§ Directions for this task
Reproduce the listing below in its entirety. Change nothing.
--*--
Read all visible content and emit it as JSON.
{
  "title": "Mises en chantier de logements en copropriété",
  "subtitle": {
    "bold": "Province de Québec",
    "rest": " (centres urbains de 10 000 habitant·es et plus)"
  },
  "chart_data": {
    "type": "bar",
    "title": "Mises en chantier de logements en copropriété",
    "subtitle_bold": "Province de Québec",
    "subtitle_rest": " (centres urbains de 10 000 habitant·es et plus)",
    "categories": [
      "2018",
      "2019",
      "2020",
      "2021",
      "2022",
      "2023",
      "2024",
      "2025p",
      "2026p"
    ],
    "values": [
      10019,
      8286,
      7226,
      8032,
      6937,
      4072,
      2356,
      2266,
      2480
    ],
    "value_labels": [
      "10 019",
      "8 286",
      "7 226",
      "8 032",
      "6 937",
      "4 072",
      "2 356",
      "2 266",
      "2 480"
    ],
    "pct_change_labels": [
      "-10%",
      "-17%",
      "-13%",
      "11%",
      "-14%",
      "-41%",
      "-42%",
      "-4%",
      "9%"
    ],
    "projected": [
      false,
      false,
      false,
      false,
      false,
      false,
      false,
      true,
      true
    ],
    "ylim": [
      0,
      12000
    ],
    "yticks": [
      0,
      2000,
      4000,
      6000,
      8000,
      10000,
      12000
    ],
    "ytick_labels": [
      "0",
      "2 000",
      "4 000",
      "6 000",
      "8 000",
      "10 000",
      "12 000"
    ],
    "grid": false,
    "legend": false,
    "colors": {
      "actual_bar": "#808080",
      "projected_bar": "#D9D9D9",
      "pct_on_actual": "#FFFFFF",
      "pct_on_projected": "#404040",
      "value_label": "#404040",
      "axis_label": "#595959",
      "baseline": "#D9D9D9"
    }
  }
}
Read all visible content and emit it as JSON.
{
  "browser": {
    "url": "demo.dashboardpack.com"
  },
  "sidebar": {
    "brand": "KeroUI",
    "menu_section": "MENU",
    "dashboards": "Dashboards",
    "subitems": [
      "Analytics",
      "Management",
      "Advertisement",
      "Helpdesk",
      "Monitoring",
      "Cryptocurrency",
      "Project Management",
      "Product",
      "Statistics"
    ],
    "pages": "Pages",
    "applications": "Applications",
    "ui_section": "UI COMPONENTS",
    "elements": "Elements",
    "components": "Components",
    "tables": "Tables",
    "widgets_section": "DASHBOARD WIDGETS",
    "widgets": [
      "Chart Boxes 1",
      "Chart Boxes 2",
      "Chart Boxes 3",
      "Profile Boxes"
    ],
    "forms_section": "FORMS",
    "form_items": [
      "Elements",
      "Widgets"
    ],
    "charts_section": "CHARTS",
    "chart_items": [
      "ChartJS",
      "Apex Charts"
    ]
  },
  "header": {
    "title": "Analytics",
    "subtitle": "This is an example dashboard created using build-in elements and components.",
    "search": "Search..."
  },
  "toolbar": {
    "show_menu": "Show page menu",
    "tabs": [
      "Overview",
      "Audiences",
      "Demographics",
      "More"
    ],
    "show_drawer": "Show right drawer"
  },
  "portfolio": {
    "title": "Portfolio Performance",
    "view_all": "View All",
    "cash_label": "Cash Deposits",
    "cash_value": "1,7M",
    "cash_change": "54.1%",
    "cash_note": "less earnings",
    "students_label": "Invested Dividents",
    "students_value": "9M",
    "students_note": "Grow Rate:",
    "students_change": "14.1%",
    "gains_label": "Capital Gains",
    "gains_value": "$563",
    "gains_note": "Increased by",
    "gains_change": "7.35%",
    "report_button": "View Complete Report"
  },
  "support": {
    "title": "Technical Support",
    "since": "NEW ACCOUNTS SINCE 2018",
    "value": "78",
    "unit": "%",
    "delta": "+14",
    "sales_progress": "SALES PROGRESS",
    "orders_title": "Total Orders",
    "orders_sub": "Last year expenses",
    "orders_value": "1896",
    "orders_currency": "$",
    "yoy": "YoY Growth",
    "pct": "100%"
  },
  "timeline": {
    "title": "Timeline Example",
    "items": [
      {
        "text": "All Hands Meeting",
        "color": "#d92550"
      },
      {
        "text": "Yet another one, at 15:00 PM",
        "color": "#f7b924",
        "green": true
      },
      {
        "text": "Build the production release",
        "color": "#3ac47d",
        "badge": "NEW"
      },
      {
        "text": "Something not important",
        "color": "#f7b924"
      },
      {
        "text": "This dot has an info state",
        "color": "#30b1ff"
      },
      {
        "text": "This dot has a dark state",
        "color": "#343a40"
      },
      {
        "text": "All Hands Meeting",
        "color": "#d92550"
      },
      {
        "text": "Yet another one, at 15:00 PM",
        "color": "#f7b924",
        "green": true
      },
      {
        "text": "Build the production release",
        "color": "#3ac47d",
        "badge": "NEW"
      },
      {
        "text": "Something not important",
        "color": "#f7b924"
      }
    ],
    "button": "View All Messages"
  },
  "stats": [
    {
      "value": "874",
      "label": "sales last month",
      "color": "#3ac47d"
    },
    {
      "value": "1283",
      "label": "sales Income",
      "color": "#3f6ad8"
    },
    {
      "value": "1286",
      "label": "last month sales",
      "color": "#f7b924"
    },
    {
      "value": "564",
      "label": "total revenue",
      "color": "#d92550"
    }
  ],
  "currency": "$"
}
--*--
§ Solution to this task
Read all visible content and emit it as JSON.
{
  "title": "Mises en chantier de logements en copropriété",
  "subtitle": {
    "bold": "Province de Québec",
    "rest": " (centres urbains de 10 000 habitant·es et plus)"
  },
  "chart_data": {
    "type": "bar",
    "title": "Mises en chantier de logements en copropriété",
    "subtitle_bold": "Province de Québec",
    "subtitle_rest": " (centres urbains de 10 000 habitant·es et plus)",
    "categories": [
      "2018",
      "2019",
      "2020",
      "2021",
      "2022",
      "2023",
      "2024",
      "2025p",
      "2026p"
    ],
    "values": [
      10019,
      8286,
      7226,
      8032,
      6937,
      4072,
      2356,
      2266,
      2480
    ],
    "value_labels": [
      "10 019",
      "8 286",
      "7 226",
      "8 032",
      "6 937",
      "4 072",
      "2 356",
      "2 266",
      "2 480"
    ],
    "pct_change_labels": [
      "-10%",
      "-17%",
      "-13%",
      "11%",
      "-14%",
      "-41%",
      "-42%",
      "-4%",
      "9%"
    ],
    "projected": [
      false,
      false,
      false,
      false,
      false,
      false,
      false,
      true,
      true
    ],
    "ylim": [
      0,
      12000
    ],
    "yticks": [
      0,
      2000,
      4000,
      6000,
      8000,
      10000,
      12000
    ],
    "ytick_labels": [
      "0",
      "2 000",
      "4 000",
      "6 000",
      "8 000",
      "10 000",
      "12 000"
    ],
    "grid": false,
    "legend": false,
    "colors": {
      "actual_bar": "#808080",
      "projected_bar": "#D9D9D9",
      "pct_on_actual": "#FFFFFF",
      "pct_on_projected": "#404040",
      "value_label": "#404040",
      "axis_label": "#595959",
      "baseline": "#D9D9D9"
    }
  }
}
Read all visible content and emit it as JSON.
{
  "browser": {
    "url": "demo.dashboardpack.com"
  },
  "sidebar": {
    "brand": "KeroUI",
    "menu_section": "MENU",
    "dashboards": "Dashboards",
    "subitems": [
      "Analytics",
      "Management",
      "Advertisement",
      "Helpdesk",
      "Monitoring",
      "Cryptocurrency",
      "Project Management",
      "Product",
      "Statistics"
    ],
    "pages": "Pages",
    "applications": "Applications",
    "ui_section": "UI COMPONENTS",
    "elements": "Elements",
    "components": "Components",
    "tables": "Tables",
    "widgets_section": "DASHBOARD WIDGETS",
    "widgets": [
      "Chart Boxes 1",
      "Chart Boxes 2",
      "Chart Boxes 3",
      "Profile Boxes"
    ],
    "forms_section": "FORMS",
    "form_items": [
      "Elements",
      "Widgets"
    ],
    "charts_section": "CHARTS",
    "chart_items": [
      "ChartJS",
      "Apex Charts"
    ]
  },
  "header": {
    "title": "Analytics",
    "subtitle": "This is an example dashboard created using build-in elements and components.",
    "search": "Search..."
  },
  "toolbar": {
    "show_menu": "Show page menu",
    "tabs": [
      "Overview",
      "Audiences",
      "Demographics",
      "More"
    ],
    "show_drawer": "Show right drawer"
  },
  "portfolio": {
    "title": "Portfolio Performance",
    "view_all": "View All",
    "cash_label": "Cash Deposits",
    "cash_value": "1,7M",
    "cash_change": "54.1%",
    "cash_note": "less earnings",
    "students_label": "Invested Dividents",
    "students_value": "9M",
    "students_note": "Grow Rate:",
    "students_change": "14.1%",
    "gains_label": "Capital Gains",
    "gains_value": "$563",
    "gains_note": "Increased by",
    "gains_change": "7.35%",
    "report_button": "View Complete Report"
  },
  "support": {
    "title": "Technical Support",
    "since": "NEW ACCOUNTS SINCE 2018",
    "value": "78",
    "unit": "%",
    "delta": "+14",
    "sales_progress": "SALES PROGRESS",
    "orders_title": "Total Orders",
    "orders_sub": "Last year expenses",
    "orders_value": "1896",
    "orders_currency": "$",
    "yoy": "YoY Growth",
    "pct": "100%"
  },
  "timeline": {
    "title": "Timeline Example",
    "items": [
      {
        "text": "All Hands Meeting",
        "color": "#d92550"
      },
      {
        "text": "Yet another one, at 15:00 PM",
        "color": "#f7b924",
        "green": true
      },
      {
        "text": "Build the production release",
        "color": "#3ac47d",
        "badge": "NEW"
      },
      {
        "text": "Something not important",
        "color": "#f7b924"
      },
      {
        "text": "This dot has an info state",
        "color": "#30b1ff"
      },
      {
        "text": "This dot has a dark state",
        "color": "#343a40"
      },
      {
        "text": "All Hands Meeting",
        "color": "#d92550"
      },
      {
        "text": "Yet another one, at 15:00 PM",
        "color": "#f7b924",
        "green": true
      },
      {
        "text": "Build the production release",
        "color": "#3ac47d",
        "badge": "NEW"
      },
      {
        "text": "Something not important",
        "color": "#f7b924"
      }
    ],
    "button": "View All Messages"
  },
  "stats": [
    {
      "value": "874",
      "label": "sales last month",
      "color": "#3ac47d"
    },
    {
      "value": "1283",
      "label": "sales Income",
      "color": "#3f6ad8"
    },
    {
      "value": "1286",
      "label": "last month sales",
      "color": "#f7b924"
    },
    {
      "value": "564",
      "label": "total revenue",
      "color": "#d92550"
    }
  ],
  "currency": "$"
}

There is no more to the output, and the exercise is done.